**Task requirements:** From the listing that follows, extract every line and set it down unaltered.

**Dataset entries:**

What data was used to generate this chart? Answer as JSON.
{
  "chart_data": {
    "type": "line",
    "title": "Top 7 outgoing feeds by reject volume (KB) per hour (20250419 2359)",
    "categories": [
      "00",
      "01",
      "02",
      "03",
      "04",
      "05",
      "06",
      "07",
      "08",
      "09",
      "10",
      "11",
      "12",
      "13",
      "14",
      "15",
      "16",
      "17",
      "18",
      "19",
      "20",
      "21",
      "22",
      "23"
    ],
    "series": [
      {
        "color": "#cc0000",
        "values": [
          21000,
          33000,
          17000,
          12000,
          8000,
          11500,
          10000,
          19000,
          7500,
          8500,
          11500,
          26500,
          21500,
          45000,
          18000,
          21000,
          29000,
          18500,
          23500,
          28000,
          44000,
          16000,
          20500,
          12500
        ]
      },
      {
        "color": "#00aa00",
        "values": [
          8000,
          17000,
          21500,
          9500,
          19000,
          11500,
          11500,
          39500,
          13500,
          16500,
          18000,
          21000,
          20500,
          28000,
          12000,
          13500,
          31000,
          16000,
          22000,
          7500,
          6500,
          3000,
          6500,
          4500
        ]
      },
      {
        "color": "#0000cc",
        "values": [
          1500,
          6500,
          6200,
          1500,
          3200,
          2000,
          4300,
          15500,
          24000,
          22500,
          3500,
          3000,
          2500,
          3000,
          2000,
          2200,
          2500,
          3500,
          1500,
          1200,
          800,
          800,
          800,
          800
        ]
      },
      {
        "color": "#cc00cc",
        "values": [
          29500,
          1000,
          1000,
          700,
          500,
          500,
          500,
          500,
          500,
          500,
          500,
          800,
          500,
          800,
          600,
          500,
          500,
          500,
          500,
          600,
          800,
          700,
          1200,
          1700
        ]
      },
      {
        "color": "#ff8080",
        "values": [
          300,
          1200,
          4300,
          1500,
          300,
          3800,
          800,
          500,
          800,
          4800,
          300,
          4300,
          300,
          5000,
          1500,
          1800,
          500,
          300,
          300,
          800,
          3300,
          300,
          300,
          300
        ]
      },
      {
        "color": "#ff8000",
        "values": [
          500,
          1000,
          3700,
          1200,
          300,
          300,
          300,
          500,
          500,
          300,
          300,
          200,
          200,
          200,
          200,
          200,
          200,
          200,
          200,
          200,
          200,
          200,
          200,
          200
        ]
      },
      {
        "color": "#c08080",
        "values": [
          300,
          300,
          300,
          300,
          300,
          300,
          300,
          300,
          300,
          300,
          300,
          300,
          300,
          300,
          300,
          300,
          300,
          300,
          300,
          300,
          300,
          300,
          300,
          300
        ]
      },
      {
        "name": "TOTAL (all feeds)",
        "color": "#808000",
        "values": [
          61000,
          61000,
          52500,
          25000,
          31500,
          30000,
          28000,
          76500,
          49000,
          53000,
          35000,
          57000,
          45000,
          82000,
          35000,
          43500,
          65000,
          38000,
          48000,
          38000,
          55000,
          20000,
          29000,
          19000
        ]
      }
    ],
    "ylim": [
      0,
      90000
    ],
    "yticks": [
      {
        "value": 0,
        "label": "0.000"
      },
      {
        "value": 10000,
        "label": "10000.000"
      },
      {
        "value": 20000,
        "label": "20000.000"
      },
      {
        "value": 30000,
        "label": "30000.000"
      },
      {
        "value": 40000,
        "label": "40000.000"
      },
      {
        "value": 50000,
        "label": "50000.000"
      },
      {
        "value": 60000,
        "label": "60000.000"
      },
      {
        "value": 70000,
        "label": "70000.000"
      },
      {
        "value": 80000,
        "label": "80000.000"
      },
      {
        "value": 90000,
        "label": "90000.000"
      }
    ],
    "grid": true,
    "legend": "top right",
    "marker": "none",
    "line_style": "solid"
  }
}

**Answer to this problem:**
What data was used to generate this chart? Answer as JSON.
{
  "chart_data": {
    "type": "line",
    "title": "Top 7 outgoing feeds by reject volume (KB) per hour (20250419 2359)",
    "categories": [
      "00",
      "01",
      "02",
      "03",
      "04",
      "05",
      "06",
      "07",
      "08",
      "09",
      "10",
      "11",
      "12",
      "13",
      "14",
      "15",
      "16",
      "17",
      "18",
      "19",
      "20",
      "21",
      "22",
      "23"
    ],
    "series": [
      {
        "color": "#cc0000",
        "values": [
          21000,
          33000,
          17000,
          12000,
          8000,
          11500,
          10000,
          19000,
          7500,
          8500,
          11500,
          26500,
          21500,
          45000,
          18000,
          21000,
          29000,
          18500,
          23500,
          28000,
          44000,
          16000,
          20500,
          12500
        ]
      },
      {
        "color": "#00aa00",
        "values": [
          8000,
          17000,
          21500,
          9500,
          19000,
          11500,
          11500,
          39500,
          13500,
          16500,
          18000,
          21000,
          20500,
          28000,
          12000,
          13500,
          31000,
          16000,
          22000,
          7500,
          6500,
          3000,
          6500,
          4500
        ]
      },
      {
        "color": "#0000cc",
        "values": [
          1500,
          6500,
          6200,
          1500,
          3200,
          2000,
          4300,
          15500,
          24000,
          22500,
          3500,
          3000,
          2500,
          3000,
          2000,
          2200,
          2500,
          3500,
          1500,
          1200,
          800,
          800,
          800,
          800
        ]
      },
      {
        "color": "#cc00cc",
        "values": [
          29500,
          1000,
          1000,
          700,
          500,
          500,
          500,
          500,
          500,
          500,
          500,
          800,
          500,
          800,
          600,
          500,
          500,
          500,
          500,
          600,
          800,
          700,
          1200,
          1700
        ]
      },
      {
        "color": "#ff8080",
        "values": [
          300,
          1200,
          4300,
          1500,
          300,
          3800,
          800,
          500,
          800,
          4800,
          300,
          4300,
          300,
          5000,
          1500,
          1800,
          500,
          300,
          300,
          800,
          3300,
          300,
          300,
          300
        ]
      },
      {
        "color": "#ff8000",
        "values": [
          500,
          1000,
          3700,
          1200,
          300,
          300,
          300,
          500,
          500,
          300,
          300,
          200,
          200,
          200,
          200,
          200,
          200,
          200,
          200,
          200,
          200,
          200,
          200,
          200
        ]
      },
      {
        "color": "#c08080",
        "values": [
          300,
          300,
          300,
          300,
          300,
          300,
          300,
          300,
          300,
          300,
          300,
          300,
          300,
          300,
          300,
          300,
          300,
          300,
          300,
          300,
          300,
          300,
          300,
          300
        ]
      },
      {
        "name": "TOTAL (all feeds)",
        "color": "#808000",
        "values": [
          61000,
          61000,
          52500,
          25000,
          31500,
          30000,
          28000,
          76500,
          49000,
          53000,
          35000,
          57000,
          45000,
          82000,
          35000,
          43500,
          65000,
          38000,
          48000,
          38000,
          55000,
          20000,
          29000,
          19000
        ]
      }
    ],
    "ylim": [
      0,
      90000
    ],
    "yticks": [
      {
        "value": 0,
        "label": "0.000"
      },
      {
        "value": 10000,
        "label": "10000.000"
      },
      {
        "value": 20000,
        "label": "20000.000"
      },
      {
        "value": 30000,
        "label": "30000.000"
      },
      {
        "value": 40000,
        "label": "40000.000"
      },
      {
        "value": 50000,
        "label": "50000.000"
      },
      {
        "value": 60000,
        "label": "60000.000"
      },
      {
        "value": 70000,
        "label": "70000.000"
      },
      {
        "value": 80000,
        "label": "80000.000"
      },
      {
        "value": 90000,
        "label": "90000.000"
      }
    ],
    "grid": true,
    "legend": "top right",
    "marker": "none",
    "line_style": "solid"
  }
}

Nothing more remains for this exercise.